Requirements → Find each line containing the string "amount". Copy it.

═══ Source material ═══

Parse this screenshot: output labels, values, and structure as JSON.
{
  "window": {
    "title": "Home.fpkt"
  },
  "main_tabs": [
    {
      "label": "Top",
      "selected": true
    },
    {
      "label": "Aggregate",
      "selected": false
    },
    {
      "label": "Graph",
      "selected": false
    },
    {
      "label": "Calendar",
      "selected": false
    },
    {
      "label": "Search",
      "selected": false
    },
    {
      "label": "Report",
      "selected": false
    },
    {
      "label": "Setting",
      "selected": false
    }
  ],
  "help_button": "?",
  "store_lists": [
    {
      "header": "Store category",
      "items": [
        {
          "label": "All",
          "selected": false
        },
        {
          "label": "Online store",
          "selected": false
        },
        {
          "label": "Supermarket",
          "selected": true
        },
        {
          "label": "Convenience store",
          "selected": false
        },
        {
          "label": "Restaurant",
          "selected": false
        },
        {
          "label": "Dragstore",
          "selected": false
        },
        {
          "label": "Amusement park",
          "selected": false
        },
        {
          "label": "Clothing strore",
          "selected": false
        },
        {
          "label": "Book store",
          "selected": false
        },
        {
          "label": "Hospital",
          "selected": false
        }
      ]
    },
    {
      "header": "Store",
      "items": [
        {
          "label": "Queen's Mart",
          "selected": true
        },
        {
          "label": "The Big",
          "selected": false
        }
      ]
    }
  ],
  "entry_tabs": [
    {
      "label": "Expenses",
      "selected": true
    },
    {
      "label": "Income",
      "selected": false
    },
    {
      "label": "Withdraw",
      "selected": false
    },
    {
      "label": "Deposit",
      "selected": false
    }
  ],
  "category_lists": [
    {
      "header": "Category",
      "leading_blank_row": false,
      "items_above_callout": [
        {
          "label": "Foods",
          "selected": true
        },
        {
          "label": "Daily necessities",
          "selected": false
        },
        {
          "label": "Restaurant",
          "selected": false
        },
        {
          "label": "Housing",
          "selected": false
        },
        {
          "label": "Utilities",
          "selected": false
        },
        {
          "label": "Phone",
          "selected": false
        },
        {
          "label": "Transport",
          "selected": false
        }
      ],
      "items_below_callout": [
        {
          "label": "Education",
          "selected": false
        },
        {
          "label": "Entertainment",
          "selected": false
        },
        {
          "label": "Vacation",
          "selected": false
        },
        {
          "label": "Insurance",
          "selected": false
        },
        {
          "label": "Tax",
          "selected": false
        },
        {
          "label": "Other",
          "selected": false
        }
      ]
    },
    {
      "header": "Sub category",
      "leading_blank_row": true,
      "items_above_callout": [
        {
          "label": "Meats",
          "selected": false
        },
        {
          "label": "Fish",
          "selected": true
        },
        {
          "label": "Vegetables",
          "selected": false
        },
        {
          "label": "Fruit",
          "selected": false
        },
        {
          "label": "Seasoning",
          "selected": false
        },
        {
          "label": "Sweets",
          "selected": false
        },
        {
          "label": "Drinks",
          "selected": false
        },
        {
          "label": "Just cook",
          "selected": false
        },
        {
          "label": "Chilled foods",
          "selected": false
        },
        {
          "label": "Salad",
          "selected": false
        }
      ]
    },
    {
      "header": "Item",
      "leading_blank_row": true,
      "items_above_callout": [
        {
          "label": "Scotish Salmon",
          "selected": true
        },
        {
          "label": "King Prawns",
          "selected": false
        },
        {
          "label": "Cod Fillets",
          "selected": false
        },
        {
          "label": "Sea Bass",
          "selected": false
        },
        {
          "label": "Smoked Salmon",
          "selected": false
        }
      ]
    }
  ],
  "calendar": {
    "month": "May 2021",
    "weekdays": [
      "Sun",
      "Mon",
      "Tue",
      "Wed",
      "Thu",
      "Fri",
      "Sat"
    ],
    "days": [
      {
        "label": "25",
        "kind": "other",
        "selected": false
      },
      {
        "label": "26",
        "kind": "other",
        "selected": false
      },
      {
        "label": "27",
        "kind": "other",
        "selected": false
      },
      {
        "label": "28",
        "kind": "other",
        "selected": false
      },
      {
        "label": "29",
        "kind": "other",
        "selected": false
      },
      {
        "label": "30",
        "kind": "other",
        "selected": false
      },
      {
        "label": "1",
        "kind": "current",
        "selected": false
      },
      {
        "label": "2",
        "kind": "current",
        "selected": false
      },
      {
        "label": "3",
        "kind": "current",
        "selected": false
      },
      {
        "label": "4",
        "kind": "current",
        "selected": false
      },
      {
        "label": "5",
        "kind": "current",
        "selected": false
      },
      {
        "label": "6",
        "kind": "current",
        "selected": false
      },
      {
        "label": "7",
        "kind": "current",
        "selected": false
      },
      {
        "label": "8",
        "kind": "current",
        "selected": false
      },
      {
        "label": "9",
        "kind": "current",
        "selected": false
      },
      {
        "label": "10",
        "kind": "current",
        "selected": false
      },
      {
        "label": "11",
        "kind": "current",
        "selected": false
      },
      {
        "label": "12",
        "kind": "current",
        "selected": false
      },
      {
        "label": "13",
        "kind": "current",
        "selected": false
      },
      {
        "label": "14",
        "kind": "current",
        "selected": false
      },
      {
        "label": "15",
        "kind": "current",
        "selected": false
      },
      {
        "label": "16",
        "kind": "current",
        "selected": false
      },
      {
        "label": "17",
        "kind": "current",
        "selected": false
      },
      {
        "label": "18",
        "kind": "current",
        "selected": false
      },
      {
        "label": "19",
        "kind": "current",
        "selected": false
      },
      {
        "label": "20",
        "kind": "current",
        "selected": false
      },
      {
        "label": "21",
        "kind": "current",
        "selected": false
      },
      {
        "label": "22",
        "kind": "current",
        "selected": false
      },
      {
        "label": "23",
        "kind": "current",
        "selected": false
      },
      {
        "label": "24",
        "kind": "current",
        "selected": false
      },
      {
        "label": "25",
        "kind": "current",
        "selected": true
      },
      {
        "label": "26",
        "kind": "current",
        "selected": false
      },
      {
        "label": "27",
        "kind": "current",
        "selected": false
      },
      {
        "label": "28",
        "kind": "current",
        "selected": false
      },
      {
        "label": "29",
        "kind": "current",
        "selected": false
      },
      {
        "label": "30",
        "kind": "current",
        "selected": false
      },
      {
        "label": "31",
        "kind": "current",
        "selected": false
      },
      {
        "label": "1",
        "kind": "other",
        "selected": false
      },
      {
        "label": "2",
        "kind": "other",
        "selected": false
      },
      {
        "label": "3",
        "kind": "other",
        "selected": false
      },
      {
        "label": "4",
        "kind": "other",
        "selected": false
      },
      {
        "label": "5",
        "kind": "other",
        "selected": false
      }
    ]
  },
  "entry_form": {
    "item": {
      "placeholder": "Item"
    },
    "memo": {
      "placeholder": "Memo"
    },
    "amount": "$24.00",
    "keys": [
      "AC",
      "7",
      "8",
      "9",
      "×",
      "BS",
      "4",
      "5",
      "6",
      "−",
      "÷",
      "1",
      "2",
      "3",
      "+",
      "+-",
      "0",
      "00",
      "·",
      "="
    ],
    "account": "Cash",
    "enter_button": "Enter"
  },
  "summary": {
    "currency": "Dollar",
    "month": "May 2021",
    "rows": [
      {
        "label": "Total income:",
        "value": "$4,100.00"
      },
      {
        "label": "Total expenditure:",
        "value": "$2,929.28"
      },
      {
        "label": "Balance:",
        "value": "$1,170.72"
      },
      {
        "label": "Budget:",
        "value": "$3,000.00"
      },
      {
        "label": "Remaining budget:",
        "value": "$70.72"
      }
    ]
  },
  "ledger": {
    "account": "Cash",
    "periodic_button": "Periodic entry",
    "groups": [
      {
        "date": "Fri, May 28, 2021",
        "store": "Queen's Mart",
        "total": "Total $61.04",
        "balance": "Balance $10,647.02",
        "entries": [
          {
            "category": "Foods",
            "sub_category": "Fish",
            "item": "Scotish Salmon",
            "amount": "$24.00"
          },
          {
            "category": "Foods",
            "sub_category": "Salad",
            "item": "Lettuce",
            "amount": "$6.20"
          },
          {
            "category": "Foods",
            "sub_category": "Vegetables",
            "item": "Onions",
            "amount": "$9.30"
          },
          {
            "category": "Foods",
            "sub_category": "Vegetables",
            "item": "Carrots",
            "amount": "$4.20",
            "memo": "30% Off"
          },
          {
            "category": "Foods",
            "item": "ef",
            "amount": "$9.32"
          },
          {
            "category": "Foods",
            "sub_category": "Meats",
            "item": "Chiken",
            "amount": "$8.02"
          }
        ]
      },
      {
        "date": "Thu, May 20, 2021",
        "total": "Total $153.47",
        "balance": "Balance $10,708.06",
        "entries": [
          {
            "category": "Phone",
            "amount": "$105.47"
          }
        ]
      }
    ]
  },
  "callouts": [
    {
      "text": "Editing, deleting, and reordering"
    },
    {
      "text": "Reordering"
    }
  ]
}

═══

Exercise solution →
    "amount": "$24.00",
            "amount": "$24.00"
            "amount": "$6.20"
            "amount": "$9.30"
            "amount": "$4.20",
            "amount": "$9.32"
            "amount": "$8.02"
            "amount": "$105.47"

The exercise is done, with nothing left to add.